_Provided information_
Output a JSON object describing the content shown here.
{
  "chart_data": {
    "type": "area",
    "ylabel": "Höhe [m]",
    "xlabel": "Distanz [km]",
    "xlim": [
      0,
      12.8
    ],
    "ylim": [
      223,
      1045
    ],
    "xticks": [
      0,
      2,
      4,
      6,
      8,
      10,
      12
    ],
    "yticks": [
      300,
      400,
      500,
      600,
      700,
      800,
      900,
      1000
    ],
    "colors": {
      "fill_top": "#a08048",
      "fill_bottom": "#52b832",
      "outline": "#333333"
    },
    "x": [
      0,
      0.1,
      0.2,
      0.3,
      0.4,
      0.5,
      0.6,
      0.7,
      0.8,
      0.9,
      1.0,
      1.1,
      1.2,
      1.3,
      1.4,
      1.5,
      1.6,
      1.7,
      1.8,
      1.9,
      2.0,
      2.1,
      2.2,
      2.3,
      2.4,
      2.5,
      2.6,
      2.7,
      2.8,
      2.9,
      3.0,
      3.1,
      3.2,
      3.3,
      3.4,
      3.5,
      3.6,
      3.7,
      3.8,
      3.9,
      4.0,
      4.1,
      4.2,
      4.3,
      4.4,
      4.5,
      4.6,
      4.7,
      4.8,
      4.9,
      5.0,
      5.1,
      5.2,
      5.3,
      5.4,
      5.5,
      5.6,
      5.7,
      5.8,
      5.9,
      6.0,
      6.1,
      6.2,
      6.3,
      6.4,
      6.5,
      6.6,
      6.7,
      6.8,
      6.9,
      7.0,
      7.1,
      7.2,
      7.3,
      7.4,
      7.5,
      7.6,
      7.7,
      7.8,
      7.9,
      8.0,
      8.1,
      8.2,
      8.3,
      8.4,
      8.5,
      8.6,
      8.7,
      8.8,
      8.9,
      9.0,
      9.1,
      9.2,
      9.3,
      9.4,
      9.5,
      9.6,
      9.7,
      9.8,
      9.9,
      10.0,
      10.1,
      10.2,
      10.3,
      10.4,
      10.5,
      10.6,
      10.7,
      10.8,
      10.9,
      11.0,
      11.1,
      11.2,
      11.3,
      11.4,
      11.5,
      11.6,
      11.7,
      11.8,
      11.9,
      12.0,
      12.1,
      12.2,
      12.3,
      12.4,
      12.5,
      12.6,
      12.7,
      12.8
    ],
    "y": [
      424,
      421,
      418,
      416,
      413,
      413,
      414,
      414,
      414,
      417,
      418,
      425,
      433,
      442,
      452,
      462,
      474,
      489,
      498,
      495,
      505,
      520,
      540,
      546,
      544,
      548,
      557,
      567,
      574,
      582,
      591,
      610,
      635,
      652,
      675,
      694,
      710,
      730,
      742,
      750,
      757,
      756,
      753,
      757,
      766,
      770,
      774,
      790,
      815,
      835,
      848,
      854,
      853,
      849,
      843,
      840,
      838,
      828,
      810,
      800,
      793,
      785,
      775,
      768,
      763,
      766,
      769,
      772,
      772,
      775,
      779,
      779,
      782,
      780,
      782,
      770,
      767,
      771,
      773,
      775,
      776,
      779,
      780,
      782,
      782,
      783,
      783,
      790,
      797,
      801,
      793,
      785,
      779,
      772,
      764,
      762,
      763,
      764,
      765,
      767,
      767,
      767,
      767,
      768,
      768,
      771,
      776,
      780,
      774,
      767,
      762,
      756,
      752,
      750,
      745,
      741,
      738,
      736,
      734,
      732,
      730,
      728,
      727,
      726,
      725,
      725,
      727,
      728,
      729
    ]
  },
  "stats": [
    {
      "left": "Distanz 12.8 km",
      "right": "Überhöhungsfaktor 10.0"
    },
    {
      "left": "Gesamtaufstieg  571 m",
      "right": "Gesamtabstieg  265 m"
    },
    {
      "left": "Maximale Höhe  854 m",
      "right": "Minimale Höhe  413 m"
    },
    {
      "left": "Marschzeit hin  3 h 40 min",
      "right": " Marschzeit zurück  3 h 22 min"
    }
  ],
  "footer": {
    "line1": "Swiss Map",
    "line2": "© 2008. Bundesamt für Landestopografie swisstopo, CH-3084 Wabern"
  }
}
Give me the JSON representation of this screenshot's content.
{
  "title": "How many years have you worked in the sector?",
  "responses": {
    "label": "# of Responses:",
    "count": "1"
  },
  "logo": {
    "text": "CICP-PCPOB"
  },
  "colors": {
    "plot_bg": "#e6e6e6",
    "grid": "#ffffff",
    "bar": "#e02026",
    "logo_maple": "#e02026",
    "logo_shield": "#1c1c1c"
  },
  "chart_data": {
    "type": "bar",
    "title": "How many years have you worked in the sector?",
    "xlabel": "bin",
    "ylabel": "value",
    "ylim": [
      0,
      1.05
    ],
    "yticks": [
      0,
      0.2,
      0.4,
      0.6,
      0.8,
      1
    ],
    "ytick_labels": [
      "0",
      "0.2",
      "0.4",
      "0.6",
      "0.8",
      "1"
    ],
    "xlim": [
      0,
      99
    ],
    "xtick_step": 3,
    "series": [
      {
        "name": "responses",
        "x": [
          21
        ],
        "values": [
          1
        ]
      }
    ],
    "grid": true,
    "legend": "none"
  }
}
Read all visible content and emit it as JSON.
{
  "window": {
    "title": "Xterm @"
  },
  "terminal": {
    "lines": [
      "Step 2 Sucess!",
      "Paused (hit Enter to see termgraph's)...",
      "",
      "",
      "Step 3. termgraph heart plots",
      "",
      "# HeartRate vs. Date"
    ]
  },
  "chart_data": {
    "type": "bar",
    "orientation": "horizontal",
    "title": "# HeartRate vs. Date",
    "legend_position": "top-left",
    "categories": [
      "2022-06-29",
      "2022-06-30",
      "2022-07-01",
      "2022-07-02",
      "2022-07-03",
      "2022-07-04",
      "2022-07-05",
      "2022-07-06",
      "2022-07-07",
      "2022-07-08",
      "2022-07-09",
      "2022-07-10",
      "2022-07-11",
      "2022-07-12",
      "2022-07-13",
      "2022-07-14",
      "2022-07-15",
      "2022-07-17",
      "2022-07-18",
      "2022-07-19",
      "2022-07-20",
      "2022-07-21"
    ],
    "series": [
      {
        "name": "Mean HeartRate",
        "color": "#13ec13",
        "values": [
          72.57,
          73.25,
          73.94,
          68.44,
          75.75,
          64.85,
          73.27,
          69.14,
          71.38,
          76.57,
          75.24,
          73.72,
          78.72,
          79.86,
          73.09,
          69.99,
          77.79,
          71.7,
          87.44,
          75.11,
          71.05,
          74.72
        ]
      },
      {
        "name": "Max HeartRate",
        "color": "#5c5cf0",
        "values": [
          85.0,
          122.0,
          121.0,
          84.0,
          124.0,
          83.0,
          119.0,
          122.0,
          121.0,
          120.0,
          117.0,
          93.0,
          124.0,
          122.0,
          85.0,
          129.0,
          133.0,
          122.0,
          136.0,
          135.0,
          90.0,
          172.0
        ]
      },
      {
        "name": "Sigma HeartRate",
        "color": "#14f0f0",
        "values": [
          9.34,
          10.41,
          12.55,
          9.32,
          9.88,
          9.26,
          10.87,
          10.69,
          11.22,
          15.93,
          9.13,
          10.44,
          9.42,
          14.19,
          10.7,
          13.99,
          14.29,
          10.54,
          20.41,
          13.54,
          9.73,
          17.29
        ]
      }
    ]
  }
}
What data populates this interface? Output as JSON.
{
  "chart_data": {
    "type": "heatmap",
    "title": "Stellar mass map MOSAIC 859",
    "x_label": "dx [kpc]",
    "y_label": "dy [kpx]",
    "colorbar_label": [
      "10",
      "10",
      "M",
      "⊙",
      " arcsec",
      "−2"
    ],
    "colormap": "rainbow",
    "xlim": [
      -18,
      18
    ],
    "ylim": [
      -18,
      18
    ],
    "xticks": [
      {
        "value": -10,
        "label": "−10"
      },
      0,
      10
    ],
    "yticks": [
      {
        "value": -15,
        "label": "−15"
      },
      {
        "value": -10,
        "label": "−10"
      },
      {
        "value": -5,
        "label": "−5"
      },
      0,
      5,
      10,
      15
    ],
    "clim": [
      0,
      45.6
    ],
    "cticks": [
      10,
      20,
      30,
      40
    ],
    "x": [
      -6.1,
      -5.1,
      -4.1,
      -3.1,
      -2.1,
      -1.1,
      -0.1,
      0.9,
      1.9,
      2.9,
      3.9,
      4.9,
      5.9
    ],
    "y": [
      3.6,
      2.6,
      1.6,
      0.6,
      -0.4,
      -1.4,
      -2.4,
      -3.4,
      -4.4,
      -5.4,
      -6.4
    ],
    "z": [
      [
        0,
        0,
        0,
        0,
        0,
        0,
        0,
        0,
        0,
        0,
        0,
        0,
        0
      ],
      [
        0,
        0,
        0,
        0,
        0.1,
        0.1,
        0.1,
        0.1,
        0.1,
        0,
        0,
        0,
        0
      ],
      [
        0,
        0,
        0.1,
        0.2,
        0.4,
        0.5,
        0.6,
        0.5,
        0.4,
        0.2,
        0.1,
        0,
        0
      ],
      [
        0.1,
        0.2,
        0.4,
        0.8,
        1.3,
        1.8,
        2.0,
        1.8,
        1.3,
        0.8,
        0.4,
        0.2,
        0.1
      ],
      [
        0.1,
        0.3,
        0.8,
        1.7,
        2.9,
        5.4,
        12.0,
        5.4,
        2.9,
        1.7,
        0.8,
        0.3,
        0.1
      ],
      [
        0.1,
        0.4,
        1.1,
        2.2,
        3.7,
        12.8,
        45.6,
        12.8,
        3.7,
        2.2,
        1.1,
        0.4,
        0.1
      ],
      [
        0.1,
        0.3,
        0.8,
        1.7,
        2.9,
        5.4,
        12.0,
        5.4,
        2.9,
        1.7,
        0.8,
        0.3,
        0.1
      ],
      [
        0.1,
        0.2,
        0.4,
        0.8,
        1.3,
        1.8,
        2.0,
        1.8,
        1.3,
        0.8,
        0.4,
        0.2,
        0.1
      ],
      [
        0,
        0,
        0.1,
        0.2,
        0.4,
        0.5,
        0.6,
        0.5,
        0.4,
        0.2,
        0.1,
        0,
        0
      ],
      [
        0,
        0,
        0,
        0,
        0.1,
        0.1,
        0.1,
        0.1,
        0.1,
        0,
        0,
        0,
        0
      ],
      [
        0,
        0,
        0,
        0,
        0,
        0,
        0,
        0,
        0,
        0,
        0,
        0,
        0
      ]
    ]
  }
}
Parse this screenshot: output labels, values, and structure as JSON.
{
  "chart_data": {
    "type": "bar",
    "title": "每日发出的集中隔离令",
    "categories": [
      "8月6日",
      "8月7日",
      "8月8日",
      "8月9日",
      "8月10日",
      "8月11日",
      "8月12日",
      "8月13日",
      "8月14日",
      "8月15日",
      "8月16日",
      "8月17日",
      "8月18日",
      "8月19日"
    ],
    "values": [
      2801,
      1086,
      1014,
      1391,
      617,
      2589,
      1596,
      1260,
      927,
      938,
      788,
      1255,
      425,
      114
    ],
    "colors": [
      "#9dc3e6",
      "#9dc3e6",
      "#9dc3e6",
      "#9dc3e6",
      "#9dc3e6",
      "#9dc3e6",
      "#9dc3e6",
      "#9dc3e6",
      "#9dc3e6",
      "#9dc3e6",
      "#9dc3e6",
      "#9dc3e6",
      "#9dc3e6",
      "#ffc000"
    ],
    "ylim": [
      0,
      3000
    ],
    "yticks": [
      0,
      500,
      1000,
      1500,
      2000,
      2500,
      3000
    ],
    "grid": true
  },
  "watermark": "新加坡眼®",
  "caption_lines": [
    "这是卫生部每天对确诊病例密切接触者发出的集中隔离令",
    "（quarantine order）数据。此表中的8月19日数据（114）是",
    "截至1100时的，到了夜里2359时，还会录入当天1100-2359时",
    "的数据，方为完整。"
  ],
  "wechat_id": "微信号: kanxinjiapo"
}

_Exercise description_
Say how many lines include the word "right"; reply with the number alone.

_Full response_
4